> DATA SHOWN
-- start --
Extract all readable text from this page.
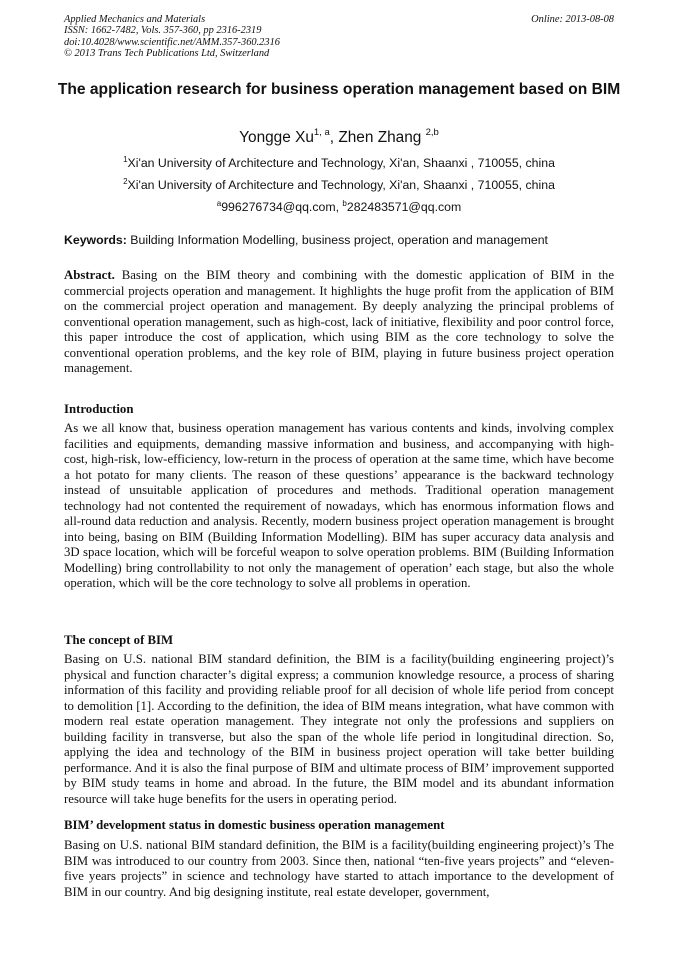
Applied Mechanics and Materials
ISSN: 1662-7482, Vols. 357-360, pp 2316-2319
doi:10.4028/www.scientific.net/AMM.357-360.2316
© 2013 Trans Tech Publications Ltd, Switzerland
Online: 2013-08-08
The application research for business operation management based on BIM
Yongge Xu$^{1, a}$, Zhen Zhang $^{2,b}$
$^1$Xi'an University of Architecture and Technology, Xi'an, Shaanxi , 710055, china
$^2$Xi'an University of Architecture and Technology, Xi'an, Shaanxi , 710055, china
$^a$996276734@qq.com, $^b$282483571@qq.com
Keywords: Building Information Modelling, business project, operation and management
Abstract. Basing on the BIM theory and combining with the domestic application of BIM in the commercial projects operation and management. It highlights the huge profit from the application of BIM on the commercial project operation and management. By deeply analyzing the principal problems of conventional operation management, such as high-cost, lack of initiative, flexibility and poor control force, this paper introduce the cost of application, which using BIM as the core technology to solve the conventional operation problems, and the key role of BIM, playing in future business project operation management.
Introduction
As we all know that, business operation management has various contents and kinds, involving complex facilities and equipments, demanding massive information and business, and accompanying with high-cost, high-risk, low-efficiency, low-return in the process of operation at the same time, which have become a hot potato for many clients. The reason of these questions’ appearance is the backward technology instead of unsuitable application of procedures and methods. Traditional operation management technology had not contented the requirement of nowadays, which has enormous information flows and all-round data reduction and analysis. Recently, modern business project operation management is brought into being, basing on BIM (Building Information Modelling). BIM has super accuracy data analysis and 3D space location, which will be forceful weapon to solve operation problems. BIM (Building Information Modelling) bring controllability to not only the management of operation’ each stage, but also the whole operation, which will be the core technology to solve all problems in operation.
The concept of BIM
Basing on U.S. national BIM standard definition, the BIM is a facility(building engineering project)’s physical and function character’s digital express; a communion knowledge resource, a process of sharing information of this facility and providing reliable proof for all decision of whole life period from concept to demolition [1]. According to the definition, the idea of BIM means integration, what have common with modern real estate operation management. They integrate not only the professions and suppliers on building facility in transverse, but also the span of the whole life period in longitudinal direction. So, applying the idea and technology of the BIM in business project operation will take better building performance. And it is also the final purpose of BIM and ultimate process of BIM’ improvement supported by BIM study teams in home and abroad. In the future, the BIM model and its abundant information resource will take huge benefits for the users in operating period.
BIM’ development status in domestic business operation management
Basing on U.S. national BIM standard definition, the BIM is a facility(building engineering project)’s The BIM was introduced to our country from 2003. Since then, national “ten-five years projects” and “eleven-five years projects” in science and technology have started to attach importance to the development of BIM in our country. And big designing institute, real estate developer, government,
-- end --
> TASK PROMPT
Each record above is to be restated exactly, with its pictures removed from the copy.

> TASK SOLUTION
Extract all readable text from this page.
Applied Mechanics and Materials
ISSN: 1662-7482, Vols. 357-360, pp 2316-2319
doi:10.4028/www.scientific.net/AMM.357-360.2316
© 2013 Trans Tech Publications Ltd, Switzerland
Online: 2013-08-08
The application research for business operation management based on BIM
Yongge Xu$^{1, a}$, Zhen Zhang $^{2,b}$
$^1$Xi'an University of Architecture and Technology, Xi'an, Shaanxi , 710055, china
$^2$Xi'an University of Architecture and Technology, Xi'an, Shaanxi , 710055, china
$^a$996276734@qq.com, $^b$282483571@qq.com
Keywords: Building Information Modelling, business project, operation and management
Abstract. Basing on the BIM theory and combining with the domestic application of BIM in the commercial projects operation and management. It highlights the huge profit from the application of BIM on the commercial project operation and management. By deeply analyzing the principal problems of conventional operation management, such as high-cost, lack of initiative, flexibility and poor control force, this paper introduce the cost of application, which using BIM as the core technology to solve the conventional operation problems, and the key role of BIM, playing in future business project operation management.
Introduction
As we all know that, business operation management has various contents and kinds, involving complex facilities and equipments, demanding massive information and business, and accompanying with high-cost, high-risk, low-efficiency, low-return in the process of operation at the same time, which have become a hot potato for many clients. The reason of these questions’ appearance is the backward technology instead of unsuitable application of procedures and methods. Traditional operation management technology had not contented the requirement of nowadays, which has enormous information flows and all-round data reduction and analysis. Recently, modern business project operation management is brought into being, basing on BIM (Building Information Modelling). BIM has super accuracy data analysis and 3D space location, which will be forceful weapon to solve operation problems. BIM (Building Information Modelling) bring controllability to not only the management of operation’ each stage, but also the whole operation, which will be the core technology to solve all problems in operation.
The concept of BIM
Basing on U.S. national BIM standard definition, the BIM is a facility(building engineering project)’s physical and function character’s digital express; a communion knowledge resource, a process of sharing information of this facility and providing reliable proof for all decision of whole life period from concept to demolition [1]. According to the definition, the idea of BIM means integration, what have common with modern real estate operation management. They integrate not only the professions and suppliers on building facility in transverse, but also the span of the whole life period in longitudinal direction. So, applying the idea and technology of the BIM in business project operation will take better building performance. And it is also the final purpose of BIM and ultimate process of BIM’ improvement supported by BIM study teams in home and abroad. In the future, the BIM model and its abundant information resource will take huge benefits for the users in operating period.
BIM’ development status in domestic business operation management
Basing on U.S. national BIM standard definition, the BIM is a facility(building engineering project)’s The BIM was introduced to our country from 2003. Since then, national “ten-five years projects” and “eleven-five years projects” in science and technology have started to attach importance to the development of BIM in our country. And big designing institute, real estate developer, government,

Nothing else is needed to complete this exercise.